▶ [Data lines]:
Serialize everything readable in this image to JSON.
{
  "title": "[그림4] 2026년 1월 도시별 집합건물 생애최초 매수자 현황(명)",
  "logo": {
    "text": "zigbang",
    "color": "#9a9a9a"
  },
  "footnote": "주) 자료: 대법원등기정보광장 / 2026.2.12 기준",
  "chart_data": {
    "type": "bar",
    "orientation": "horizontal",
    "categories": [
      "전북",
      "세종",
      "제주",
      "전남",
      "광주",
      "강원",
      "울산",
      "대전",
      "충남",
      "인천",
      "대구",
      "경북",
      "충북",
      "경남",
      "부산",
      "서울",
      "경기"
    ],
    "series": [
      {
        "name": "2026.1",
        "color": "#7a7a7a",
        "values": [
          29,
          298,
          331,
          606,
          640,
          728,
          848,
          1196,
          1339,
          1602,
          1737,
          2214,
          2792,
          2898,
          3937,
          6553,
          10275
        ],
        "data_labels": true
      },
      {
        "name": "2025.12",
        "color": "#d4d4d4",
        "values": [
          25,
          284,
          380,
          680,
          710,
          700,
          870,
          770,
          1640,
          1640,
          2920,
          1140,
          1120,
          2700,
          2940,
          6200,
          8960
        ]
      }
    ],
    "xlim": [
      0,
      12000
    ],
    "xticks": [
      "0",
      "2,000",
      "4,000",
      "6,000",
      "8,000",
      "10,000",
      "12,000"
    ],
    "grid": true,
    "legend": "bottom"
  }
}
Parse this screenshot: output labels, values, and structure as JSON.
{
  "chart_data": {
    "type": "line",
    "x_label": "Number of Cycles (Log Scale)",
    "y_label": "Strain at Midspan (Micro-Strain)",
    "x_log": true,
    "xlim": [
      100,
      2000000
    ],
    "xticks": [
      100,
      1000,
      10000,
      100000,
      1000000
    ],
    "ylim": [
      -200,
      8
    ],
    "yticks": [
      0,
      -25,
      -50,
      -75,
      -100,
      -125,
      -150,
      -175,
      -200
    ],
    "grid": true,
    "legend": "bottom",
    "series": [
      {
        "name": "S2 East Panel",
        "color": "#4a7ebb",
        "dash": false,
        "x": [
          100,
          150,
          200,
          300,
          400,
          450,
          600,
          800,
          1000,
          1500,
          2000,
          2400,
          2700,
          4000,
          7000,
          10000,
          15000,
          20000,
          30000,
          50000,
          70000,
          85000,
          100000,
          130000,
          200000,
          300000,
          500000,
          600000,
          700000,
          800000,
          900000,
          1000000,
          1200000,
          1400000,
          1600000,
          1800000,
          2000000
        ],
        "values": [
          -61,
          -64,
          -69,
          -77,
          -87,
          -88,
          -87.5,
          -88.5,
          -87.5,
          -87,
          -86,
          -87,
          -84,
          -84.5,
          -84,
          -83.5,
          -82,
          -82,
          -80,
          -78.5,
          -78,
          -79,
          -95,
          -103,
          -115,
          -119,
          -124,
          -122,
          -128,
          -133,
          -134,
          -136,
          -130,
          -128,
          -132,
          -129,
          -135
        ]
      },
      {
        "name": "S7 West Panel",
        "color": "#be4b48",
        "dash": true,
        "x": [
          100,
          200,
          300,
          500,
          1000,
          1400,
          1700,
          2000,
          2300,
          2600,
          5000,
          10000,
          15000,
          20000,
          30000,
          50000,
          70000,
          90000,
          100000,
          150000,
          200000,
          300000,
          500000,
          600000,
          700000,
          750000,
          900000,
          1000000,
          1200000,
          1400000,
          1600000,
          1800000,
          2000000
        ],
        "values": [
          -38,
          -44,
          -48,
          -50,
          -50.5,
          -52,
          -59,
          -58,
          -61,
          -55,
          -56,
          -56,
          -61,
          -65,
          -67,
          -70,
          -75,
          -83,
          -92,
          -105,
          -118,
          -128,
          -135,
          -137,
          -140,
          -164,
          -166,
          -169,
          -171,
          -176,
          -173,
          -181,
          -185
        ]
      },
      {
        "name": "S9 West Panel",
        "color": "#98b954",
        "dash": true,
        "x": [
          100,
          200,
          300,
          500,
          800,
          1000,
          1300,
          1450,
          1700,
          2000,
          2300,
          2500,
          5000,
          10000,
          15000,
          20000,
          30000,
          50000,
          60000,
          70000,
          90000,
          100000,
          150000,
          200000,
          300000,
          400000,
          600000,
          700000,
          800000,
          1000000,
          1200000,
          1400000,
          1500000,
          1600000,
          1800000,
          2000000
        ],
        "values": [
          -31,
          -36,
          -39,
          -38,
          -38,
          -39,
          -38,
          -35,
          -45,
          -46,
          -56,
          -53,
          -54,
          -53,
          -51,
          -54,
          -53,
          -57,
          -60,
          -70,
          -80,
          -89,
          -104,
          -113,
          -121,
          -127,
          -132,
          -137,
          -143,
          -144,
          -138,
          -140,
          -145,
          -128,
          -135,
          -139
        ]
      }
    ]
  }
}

▶ [Problem to solve]: Pick each line holding the word "this" out of the data and copy it.

▶ [Solved problem]:
Serialize everything readable in this image to JSON.
Parse this screenshot: output labels, values, and structure as JSON.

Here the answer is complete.